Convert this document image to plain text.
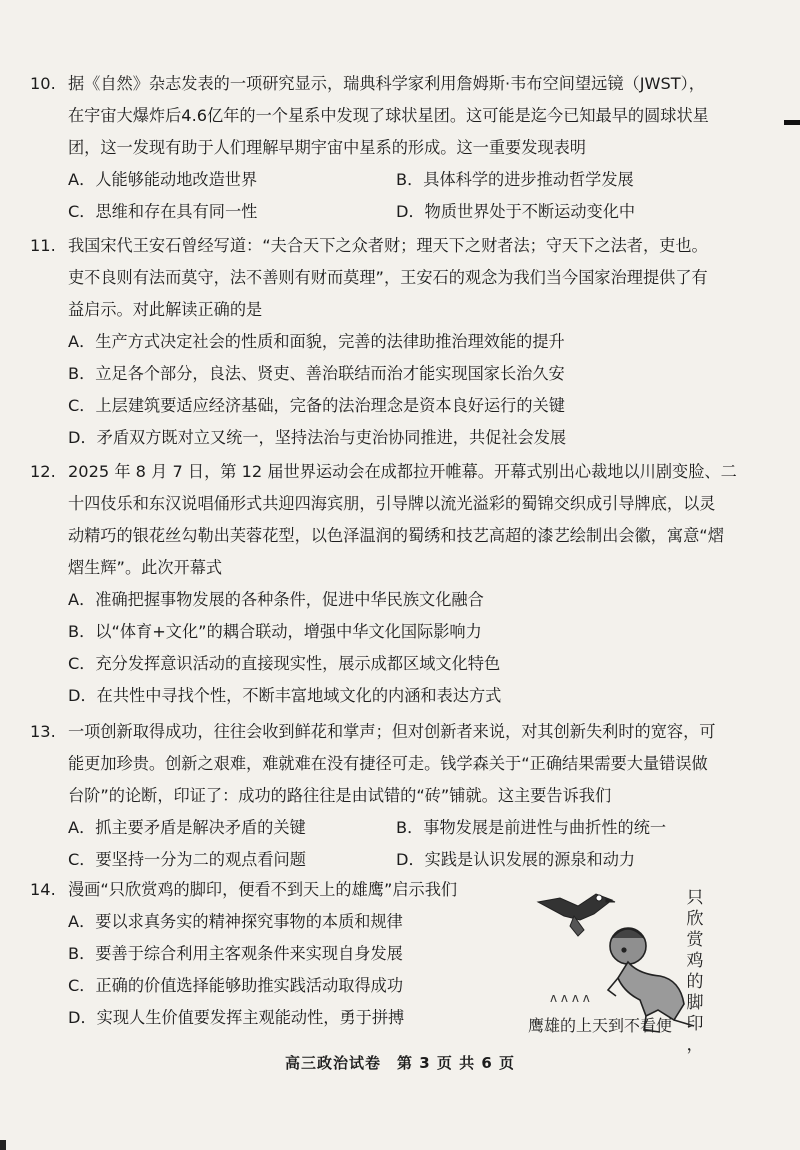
10. 据《自然》杂志发表的一项研究显示，瑞典科学家利用詹姆斯·韦布空间望远镜（JWST），
在宇宙大爆炸后4.6亿年的一个星系中发现了球状星团。这可能是迄今已知最早的圆球状星
团，这一发现有助于人们理解早期宇宙中星系的形成。这一重要发现表明
A．人能够能动地改造世界	B．具体科学的进步推动哲学发展
C．思维和存在具有同一性	D．物质世界处于不断运动变化中
11. 我国宋代王安石曾经写道：“夫合天下之众者财；理天下之财者法；守天下之法者，吏也。
吏不良则有法而莫守，法不善则有财而莫理”，王安石的观念为我们当今国家治理提供了有
益启示。对此解读正确的是
A．生产方式决定社会的性质和面貌，完善的法律助推治理效能的提升
B．立足各个部分，良法、贤吏、善治联结而治才能实现国家长治久安
C．上层建筑要适应经济基础，完备的法治理念是资本良好运行的关键
D．矛盾双方既对立又统一，坚持法治与吏治协同推进，共促社会发展
12. 2025 年 8 月 7 日，第 12 届世界运动会在成都拉开帷幕。开幕式别出心裁地以川剧变脸、二
十四伎乐和东汉说唱俑形式共迎四海宾朋，引导牌以流光溢彩的蜀锦交织成引导牌底，以灵
动精巧的银花丝勾勒出芙蓉花型，以色泽温润的蜀绣和技艺高超的漆艺绘制出会徽，寓意“熠
熠生辉”。此次开幕式
A．准确把握事物发展的各种条件，促进中华民族文化融合
B．以“体育+文化”的耦合联动，增强中华文化国际影响力
C．充分发挥意识活动的直接现实性，展示成都区域文化特色
D．在共性中寻找个性，不断丰富地域文化的内涵和表达方式
13. 一项创新取得成功，往往会收到鲜花和掌声；但对创新者来说，对其创新失利时的宽容，可
能更加珍贵。创新之艰难，难就难在没有捷径可走。钱学森关于“正确结果需要大量错误做
台阶”的论断，印证了：成功的路往往是由试错的“砖”铺就。这主要告诉我们
A．抓主要矛盾是解决矛盾的关键	B．事物发展是前进性与曲折性的统一
C．要坚持一分为二的观点看问题	D．实践是认识发展的源泉和动力
14. 漫画“只欣赏鸡的脚印，便看不到天上的雄鹰”启示我们
A．要以求真务实的精神探究事物的本质和规律
B．要善于综合利用主客观条件来实现自身发展
C．正确的价值选择能够助推实践活动取得成功
D．实现人生价值要发挥主观能动性，勇于拼搏
ᴧ ᴧ ᴧ ᴧ
只
欣
赏
鸡
的
脚
印
，
鹰雄的上天到不看便
高三政治试卷　第 3 页 共 6 页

□ □ □

- [Exercise description]: Please set down each line of the data above exactly as written, without the pictures.

- [Final answer]:
Convert this document image to plain text.
10. 据《自然》杂志发表的一项研究显示，瑞典科学家利用詹姆斯·韦布空间望远镜（JWST），
在宇宙大爆炸后4.6亿年的一个星系中发现了球状星团。这可能是迄今已知最早的圆球状星
团，这一发现有助于人们理解早期宇宙中星系的形成。这一重要发现表明
A．人能够能动地改造世界	B．具体科学的进步推动哲学发展
C．思维和存在具有同一性	D．物质世界处于不断运动变化中
11. 我国宋代王安石曾经写道：“夫合天下之众者财；理天下之财者法；守天下之法者，吏也。
吏不良则有法而莫守，法不善则有财而莫理”，王安石的观念为我们当今国家治理提供了有
益启示。对此解读正确的是
A．生产方式决定社会的性质和面貌，完善的法律助推治理效能的提升
B．立足各个部分，良法、贤吏、善治联结而治才能实现国家长治久安
C．上层建筑要适应经济基础，完备的法治理念是资本良好运行的关键
D．矛盾双方既对立又统一，坚持法治与吏治协同推进，共促社会发展
12. 2025 年 8 月 7 日，第 12 届世界运动会在成都拉开帷幕。开幕式别出心裁地以川剧变脸、二
十四伎乐和东汉说唱俑形式共迎四海宾朋，引导牌以流光溢彩的蜀锦交织成引导牌底，以灵
动精巧的银花丝勾勒出芙蓉花型，以色泽温润的蜀绣和技艺高超的漆艺绘制出会徽，寓意“熠
熠生辉”。此次开幕式
A．准确把握事物发展的各种条件，促进中华民族文化融合
B．以“体育+文化”的耦合联动，增强中华文化国际影响力
C．充分发挥意识活动的直接现实性，展示成都区域文化特色
D．在共性中寻找个性，不断丰富地域文化的内涵和表达方式
13. 一项创新取得成功，往往会收到鲜花和掌声；但对创新者来说，对其创新失利时的宽容，可
能更加珍贵。创新之艰难，难就难在没有捷径可走。钱学森关于“正确结果需要大量错误做
台阶”的论断，印证了：成功的路往往是由试错的“砖”铺就。这主要告诉我们
A．抓主要矛盾是解决矛盾的关键	B．事物发展是前进性与曲折性的统一
C．要坚持一分为二的观点看问题	D．实践是认识发展的源泉和动力
14. 漫画“只欣赏鸡的脚印，便看不到天上的雄鹰”启示我们
A．要以求真务实的精神探究事物的本质和规律
B．要善于综合利用主客观条件来实现自身发展
C．正确的价值选择能够助推实践活动取得成功
D．实现人生价值要发挥主观能动性，勇于拼搏
ᴧ ᴧ ᴧ ᴧ
只
欣
赏
鸡
的
脚
印
，
鹰雄的上天到不看便
高三政治试卷　第 3 页 共 6 页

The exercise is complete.